- **To be done**: Would you quote every entry exactly, dropping only the pictures?

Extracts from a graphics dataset
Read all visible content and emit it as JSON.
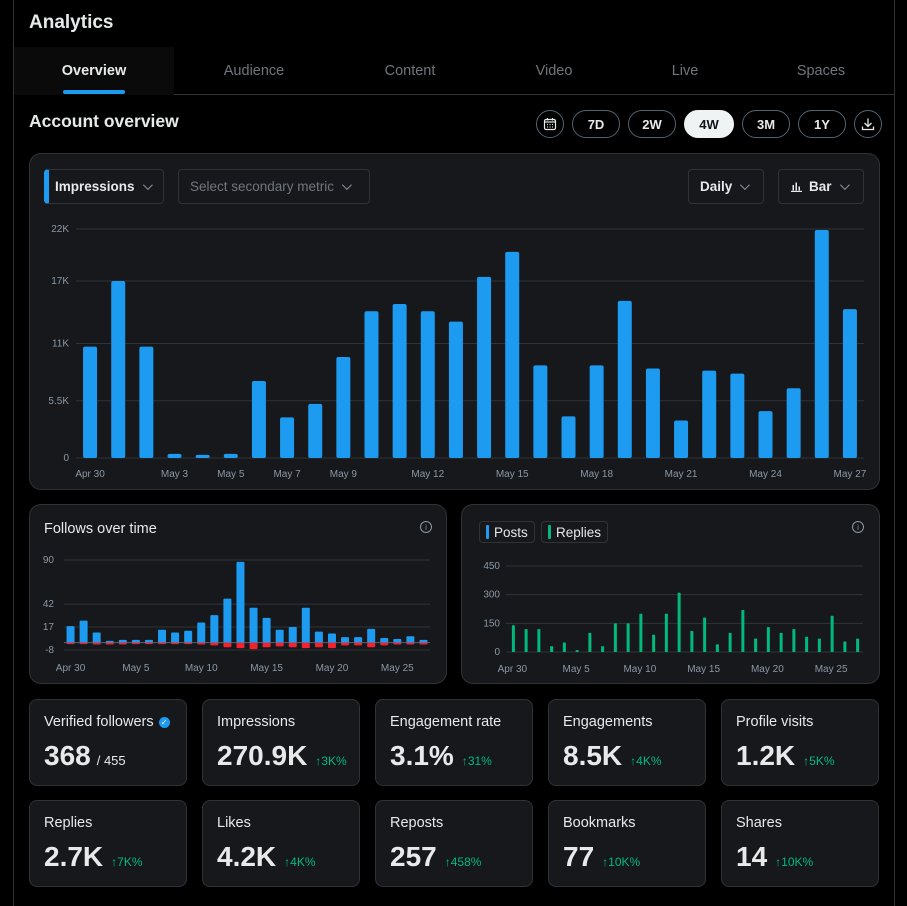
{
  "app": {
    "title": "Analytics"
  },
  "tabs": [
    {
      "label": "Overview",
      "active": true
    },
    {
      "label": "Audience",
      "active": false
    },
    {
      "label": "Content",
      "active": false
    },
    {
      "label": "Video",
      "active": false
    },
    {
      "label": "Live",
      "active": false
    },
    {
      "label": "Spaces",
      "active": false
    }
  ],
  "account": {
    "title": "Account overview",
    "ranges": [
      "7D",
      "2W",
      "4W",
      "3M",
      "1Y"
    ],
    "active_range": "4W",
    "calendar_icon": "calendar-icon",
    "download_icon": "download-icon"
  },
  "main_chart": {
    "primary_metric": "Impressions",
    "secondary_placeholder": "Select secondary metric",
    "granularity": "Daily",
    "chart_type": "Bar"
  },
  "follows": {
    "title": "Follows over time",
    "info_icon": "info-icon"
  },
  "posts_panel": {
    "legend_posts": "Posts",
    "legend_replies": "Replies",
    "info_icon": "info-icon"
  },
  "colors": {
    "accent": "#1d9bf0",
    "green": "#00ba7c",
    "red": "#f4212e"
  },
  "chart_data": [
    {
      "type": "bar",
      "ylim": [
        0,
        22000
      ],
      "yticks": [
        "22K",
        "17K",
        "11K",
        "5.5K",
        "0"
      ],
      "ytick_values": [
        22000,
        17000,
        11000,
        5500,
        0
      ],
      "xticks": [
        {
          "label": "Apr 30",
          "index": 0
        },
        {
          "label": "May 3",
          "index": 3
        },
        {
          "label": "May 5",
          "index": 5
        },
        {
          "label": "May 7",
          "index": 7
        },
        {
          "label": "May 9",
          "index": 9
        },
        {
          "label": "May 12",
          "index": 12
        },
        {
          "label": "May 15",
          "index": 15
        },
        {
          "label": "May 18",
          "index": 18
        },
        {
          "label": "May 21",
          "index": 21
        },
        {
          "label": "May 24",
          "index": 24
        },
        {
          "label": "May 27",
          "index": 27
        }
      ],
      "series": [
        {
          "values": [
            10700,
            17000,
            10700,
            400,
            300,
            400,
            7400,
            3900,
            5200,
            9700,
            14100,
            14800,
            14100,
            13100,
            17400,
            19800,
            8900,
            4000,
            8900,
            15100,
            8600,
            3600,
            8400,
            8100,
            4500,
            6700,
            21900,
            14300
          ]
        }
      ]
    },
    {
      "type": "bar",
      "ylim": [
        -8,
        90
      ],
      "yticks": [
        "90",
        "42",
        "17",
        "-8"
      ],
      "ytick_values": [
        90,
        42,
        17,
        -8
      ],
      "xticks": [
        {
          "label": "Apr 30",
          "index": 0
        },
        {
          "label": "May 5",
          "index": 5
        },
        {
          "label": "May 10",
          "index": 10
        },
        {
          "label": "May 15",
          "index": 15
        },
        {
          "label": "May 20",
          "index": 20
        },
        {
          "label": "May 25",
          "index": 25
        }
      ],
      "series": [
        {
          "values": [
            18,
            24,
            11,
            2,
            3,
            3,
            3,
            14,
            11,
            13,
            22,
            30,
            48,
            88,
            38,
            27,
            14,
            17,
            38,
            12,
            10,
            6,
            6,
            15,
            5,
            4,
            7,
            3
          ]
        },
        {
          "values": [
            -1,
            -1,
            -2,
            -2,
            -2,
            -1,
            -1,
            -1,
            -1,
            -1,
            -2,
            -3,
            -5,
            -6,
            -7,
            -5,
            -4,
            -5,
            -6,
            -5,
            -6,
            -3,
            -3,
            -5,
            -3,
            -2,
            -2,
            -2
          ]
        }
      ]
    },
    {
      "type": "bar",
      "ylim": [
        0,
        450
      ],
      "yticks": [
        "450",
        "300",
        "150",
        "0"
      ],
      "ytick_values": [
        450,
        300,
        150,
        0
      ],
      "xticks": [
        {
          "label": "Apr 30",
          "index": 0
        },
        {
          "label": "May 5",
          "index": 5
        },
        {
          "label": "May 10",
          "index": 10
        },
        {
          "label": "May 15",
          "index": 15
        },
        {
          "label": "May 20",
          "index": 20
        },
        {
          "label": "May 25",
          "index": 25
        }
      ],
      "series": [
        {
          "name": "Posts",
          "values": [
            0,
            0,
            0,
            0,
            0,
            0,
            0,
            0,
            0,
            0,
            0,
            0,
            0,
            0,
            0,
            0,
            0,
            0,
            0,
            0,
            0,
            0,
            0,
            0,
            0,
            0,
            0,
            0
          ]
        },
        {
          "name": "Replies",
          "values": [
            140,
            120,
            120,
            30,
            50,
            10,
            100,
            30,
            150,
            150,
            200,
            90,
            200,
            310,
            110,
            180,
            40,
            100,
            220,
            70,
            130,
            100,
            120,
            80,
            70,
            190,
            55,
            70
          ]
        }
      ]
    }
  ],
  "stats": [
    {
      "label": "Verified followers",
      "value": "368",
      "sub": "/ 455",
      "delta": "",
      "verified": true
    },
    {
      "label": "Impressions",
      "value": "270.9K",
      "sub": "",
      "delta": "↑3K%"
    },
    {
      "label": "Engagement rate",
      "value": "3.1%",
      "sub": "",
      "delta": "↑31%"
    },
    {
      "label": "Engagements",
      "value": "8.5K",
      "sub": "",
      "delta": "↑4K%"
    },
    {
      "label": "Profile visits",
      "value": "1.2K",
      "sub": "",
      "delta": "↑5K%"
    },
    {
      "label": "Replies",
      "value": "2.7K",
      "sub": "",
      "delta": "↑7K%"
    },
    {
      "label": "Likes",
      "value": "4.2K",
      "sub": "",
      "delta": "↑4K%"
    },
    {
      "label": "Reposts",
      "value": "257",
      "sub": "",
      "delta": "↑458%"
    },
    {
      "label": "Bookmarks",
      "value": "77",
      "sub": "",
      "delta": "↑10K%"
    },
    {
      "label": "Shares",
      "value": "14",
      "sub": "",
      "delta": "↑10K%"
    }
  ]
}
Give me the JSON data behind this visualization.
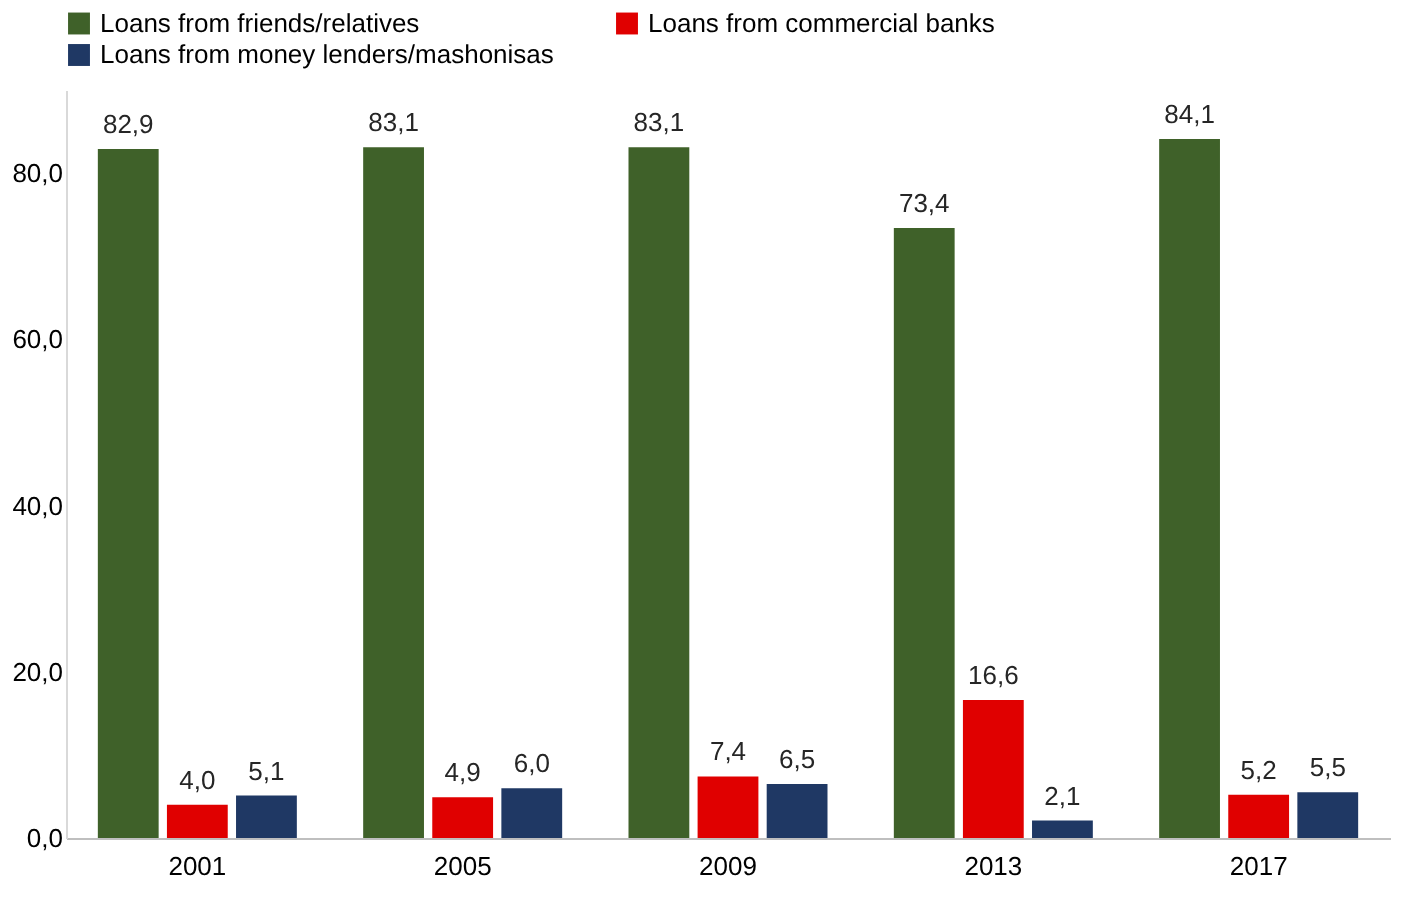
{
  "chart_data": {
    "type": "bar",
    "categories": [
      "2001",
      "2005",
      "2009",
      "2013",
      "2017"
    ],
    "series": [
      {
        "name": "Loans from friends/relatives",
        "color": "#3f6129",
        "values": [
          82.9,
          83.1,
          83.1,
          73.4,
          84.1
        ],
        "value_labels": [
          "82,9",
          "83,1",
          "83,1",
          "73,4",
          "84,1"
        ]
      },
      {
        "name": "Loans from commercial banks",
        "color": "#e00000",
        "values": [
          4.0,
          4.9,
          7.4,
          16.6,
          5.2
        ],
        "value_labels": [
          "4,0",
          "4,9",
          "7,4",
          "16,6",
          "5,2"
        ]
      },
      {
        "name": "Loans from money lenders/mashonisas",
        "color": "#1f3864",
        "values": [
          5.1,
          6.0,
          6.5,
          2.1,
          5.5
        ],
        "value_labels": [
          "5,1",
          "6,0",
          "6,5",
          "2,1",
          "5,5"
        ]
      }
    ],
    "yticks": [
      {
        "value": 0,
        "label": "0,0"
      },
      {
        "value": 20,
        "label": "20,0"
      },
      {
        "value": 40,
        "label": "40,0"
      },
      {
        "value": 60,
        "label": "60,0"
      },
      {
        "value": 80,
        "label": "80,0"
      }
    ],
    "ylim": [
      0,
      90
    ],
    "grid": false,
    "legend": "top left"
  }
}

- **Written reply**:
Read all visible content and emit it as JSON.
{
  "app": {
    "title": "Analytics"
  },
  "tabs": [
    {
      "label": "Overview",
      "active": true
    },
    {
      "label": "Audience",
      "active": false
    },
    {
      "label": "Content",
      "active": false
    },
    {
      "label": "Video",
      "active": false
    },
    {
      "label": "Live",
      "active": false
    },
    {
      "label": "Spaces",
      "active": false
    }
  ],
  "account": {
    "title": "Account overview",
    "ranges": [
      "7D",
      "2W",
      "4W",
      "3M",
      "1Y"
    ],
    "active_range": "4W",
    "calendar_icon": "calendar-icon",
    "download_icon": "download-icon"
  },
  "main_chart": {
    "primary_metric": "Impressions",
    "secondary_placeholder": "Select secondary metric",
    "granularity": "Daily",
    "chart_type": "Bar"
  },
  "follows": {
    "title": "Follows over time",
    "info_icon": "info-icon"
  },
  "posts_panel": {
    "legend_posts": "Posts",
    "legend_replies": "Replies",
    "info_icon": "info-icon"
  },
  "colors": {
    "accent": "#1d9bf0",
    "green": "#00ba7c",
    "red": "#f4212e"
  },
  "chart_data": [
    {
      "type": "bar",
      "ylim": [
        0,
        22000
      ],
      "yticks": [
        "22K",
        "17K",
        "11K",
        "5.5K",
        "0"
      ],
      "ytick_values": [
        22000,
        17000,
        11000,
        5500,
        0
      ],
      "xticks": [
        {
          "label": "Apr 30",
          "index": 0
        },
        {
          "label": "May 3",
          "index": 3
        },
        {
          "label": "May 5",
          "index": 5
        },
        {
          "label": "May 7",
          "index": 7
        },
        {
          "label": "May 9",
          "index": 9
        },
        {
          "label": "May 12",
          "index": 12
        },
        {
          "label": "May 15",
          "index": 15
        },
        {
          "label": "May 18",
          "index": 18
        },
        {
          "label": "May 21",
          "index": 21
        },
        {
          "label": "May 24",
          "index": 24
        },
        {
          "label": "May 27",
          "index": 27
        }
      ],
      "series": [
        {
          "values": [
            10700,
            17000,
            10700,
            400,
            300,
            400,
            7400,
            3900,
            5200,
            9700,
            14100,
            14800,
            14100,
            13100,
            17400,
            19800,
            8900,
            4000,
            8900,
            15100,
            8600,
            3600,
            8400,
            8100,
            4500,
            6700,
            21900,
            14300
          ]
        }
      ]
    },
    {
      "type": "bar",
      "ylim": [
        -8,
        90
      ],
      "yticks": [
        "90",
        "42",
        "17",
        "-8"
      ],
      "ytick_values": [
        90,
        42,
        17,
        -8
      ],
      "xticks": [
        {
          "label": "Apr 30",
          "index": 0
        },
        {
          "label": "May 5",
          "index": 5
        },
        {
          "label": "May 10",
          "index": 10
        },
        {
          "label": "May 15",
          "index": 15
        },
        {
          "label": "May 20",
          "index": 20
        },
        {
          "label": "May 25",
          "index": 25
        }
      ],
      "series": [
        {
          "values": [
            18,
            24,
            11,
            2,
            3,
            3,
            3,
            14,
            11,
            13,
            22,
            30,
            48,
            88,
            38,
            27,
            14,
            17,
            38,
            12,
            10,
            6,
            6,
            15,
            5,
            4,
            7,
            3
          ]
        },
        {
          "values": [
            -1,
            -1,
            -2,
            -2,
            -2,
            -1,
            -1,
            -1,
            -1,
            -1,
            -2,
            -3,
            -5,
            -6,
            -7,
            -5,
            -4,
            -5,
            -6,
            -5,
            -6,
            -3,
            -3,
            -5,
            -3,
            -2,
            -2,
            -2
          ]
        }
      ]
    },
    {
      "type": "bar",
      "ylim": [
        0,
        450
      ],
      "yticks": [
        "450",
        "300",
        "150",
        "0"
      ],
      "ytick_values": [
        450,
        300,
        150,
        0
      ],
      "xticks": [
        {
          "label": "Apr 30",
          "index": 0
        },
        {
          "label": "May 5",
          "index": 5
        },
        {
          "label": "May 10",
          "index": 10
        },
        {
          "label": "May 15",
          "index": 15
        },
        {
          "label": "May 20",
          "index": 20
        },
        {
          "label": "May 25",
          "index": 25
        }
      ],
      "series": [
        {
          "name": "Posts",
          "values": [
            0,
            0,
            0,
            0,
            0,
            0,
            0,
            0,
            0,
            0,
            0,
            0,
            0,
            0,
            0,
            0,
            0,
            0,
            0,
            0,
            0,
            0,
            0,
            0,
            0,
            0,
            0,
            0
          ]
        },
        {
          "name": "Replies",
          "values": [
            140,
            120,
            120,
            30,
            50,
            10,
            100,
            30,
            150,
            150,
            200,
            90,
            200,
            310,
            110,
            180,
            40,
            100,
            220,
            70,
            130,
            100,
            120,
            80,
            70,
            190,
            55,
            70
          ]
        }
      ]
    }
  ],
  "stats": [
    {
      "label": "Verified followers",
      "value": "368",
      "sub": "/ 455",
      "delta": "",
      "verified": true
    },
    {
      "label": "Impressions",
      "value": "270.9K",
      "sub": "",
      "delta": "↑3K%"
    },
    {
      "label": "Engagement rate",
      "value": "3.1%",
      "sub": "",
      "delta": "↑31%"
    },
    {
      "label": "Engagements",
      "value": "8.5K",
      "sub": "",
      "delta": "↑4K%"
    },
    {
      "label": "Profile visits",
      "value": "1.2K",
      "sub": "",
      "delta": "↑5K%"
    },
    {
      "label": "Replies",
      "value": "2.7K",
      "sub": "",
      "delta": "↑7K%"
    },
    {
      "label": "Likes",
      "value": "4.2K",
      "sub": "",
      "delta": "↑4K%"
    },
    {
      "label": "Reposts",
      "value": "257",
      "sub": "",
      "delta": "↑458%"
    },
    {
      "label": "Bookmarks",
      "value": "77",
      "sub": "",
      "delta": "↑10K%"
    },
    {
      "label": "Shares",
      "value": "14",
      "sub": "",
      "delta": "↑10K%"
    }
  ]
}
Give me the JSON data behind this visualization.
{
  "chart_data": {
    "type": "bar",
    "categories": [
      "2001",
      "2005",
      "2009",
      "2013",
      "2017"
    ],
    "series": [
      {
        "name": "Loans from friends/relatives",
        "color": "#3f6129",
        "values": [
          82.9,
          83.1,
          83.1,
          73.4,
          84.1
        ],
        "value_labels": [
          "82,9",
          "83,1",
          "83,1",
          "73,4",
          "84,1"
        ]
      },
      {
        "name": "Loans from commercial banks",
        "color": "#e00000",
        "values": [
          4.0,
          4.9,
          7.4,
          16.6,
          5.2
        ],
        "value_labels": [
          "4,0",
          "4,9",
          "7,4",
          "16,6",
          "5,2"
        ]
      },
      {
        "name": "Loans from money lenders/mashonisas",
        "color": "#1f3864",
        "values": [
          5.1,
          6.0,
          6.5,
          2.1,
          5.5
        ],
        "value_labels": [
          "5,1",
          "6,0",
          "6,5",
          "2,1",
          "5,5"
        ]
      }
    ],
    "yticks": [
      {
        "value": 0,
        "label": "0,0"
      },
      {
        "value": 20,
        "label": "20,0"
      },
      {
        "value": 40,
        "label": "40,0"
      },
      {
        "value": 60,
        "label": "60,0"
      },
      {
        "value": 80,
        "label": "80,0"
      }
    ],
    "ylim": [
      0,
      90
    ],
    "grid": false,
    "legend": "top left"
  }
}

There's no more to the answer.